Find the lines below that contain the string "امتحان". Copy each one.

---- Given records

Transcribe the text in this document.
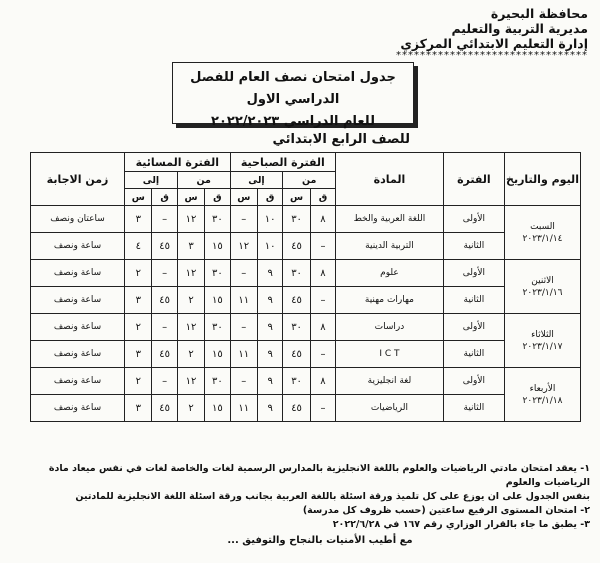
محافظة البحيرة
مديرية التربية والتعليم
إدارة التعليم الابتدائي المركزي
********************************
جدول امتحان نصف العام للفصل الدراسي الاول
للعام الدراسي ٢٠٢٢/٢٠٢٣
للصف الرابع الابتدائي
اليوم والتاريخ	الفترة	المادة	الفترة الصباحية				الفترة المسائية				زمن الاجابة
			من		إلى		من		إلى		
			ق	س	ق	س	ق	س	ق	س	

السبت
٢٠٢٣/١/١٤	الأولى	اللغة العربية والخط	٨	٣٠	١٠	–	٣٠	١٢	–	٣	ساعتان ونصف
	الثانية	التربية الدينية	–	٤٥	١٠	١٢	١٥	٣	٤٥	٤	ساعة ونصف

الاثنين
٢٠٢٣/١/١٦	الأولى	علوم	٨	٣٠	٩	–	٣٠	١٢	–	٢	ساعة ونصف
	الثانية	مهارات مهنية	–	٤٥	٩	١١	١٥	٢	٤٥	٣	ساعة ونصف

الثلاثاء
٢٠٢٣/١/١٧	الأولى	دراسات	٨	٣٠	٩	–	٣٠	١٢	–	٢	ساعة ونصف
	الثانية	I C T	–	٤٥	٩	١١	١٥	٢	٤٥	٣	ساعة ونصف

الأربعاء
٢٠٢٣/١/١٨	الأولى	لغة انجليزية	٨	٣٠	٩	–	٣٠	١٢	–	٢	ساعة ونصف
	الثانية	الرياضيات	–	٤٥	٩	١١	١٥	٢	٤٥	٣	ساعة ونصف
١- يعقد امتحان مادتي الرياضيات والعلوم باللغة الانجليزية بالمدارس الرسمية لغات والخاصة لغات في نفس ميعاد مادة الرياضيات والعلوم
بنفس الجدول على ان يوزع على كل تلميذ ورقة اسئلة باللغة العربية بجانب ورقة اسئلة اللغة الانجليزية للمادتين
٢- امتحان المستوى الرفيع ساعتين (حسب ظروف كل مدرسة)
٣- يطبق ما جاء بالقرار الوزاري رقم ١٦٧ في ٢٠٢٢/٦/٢٨
مع أطيب الأمنيات بالنجاح والتوفيق ...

--------

● Result:
جدول امتحان نصف العام للفصل الدراسي الاول
١- يعقد امتحان مادتي الرياضيات والعلوم باللغة الانجليزية بالمدارس الرسمية لغات والخاصة لغات في نفس ميعاد مادة الرياضيات والعلوم
٢- امتحان المستوى الرفيع ساعتين (حسب ظروف كل مدرسة)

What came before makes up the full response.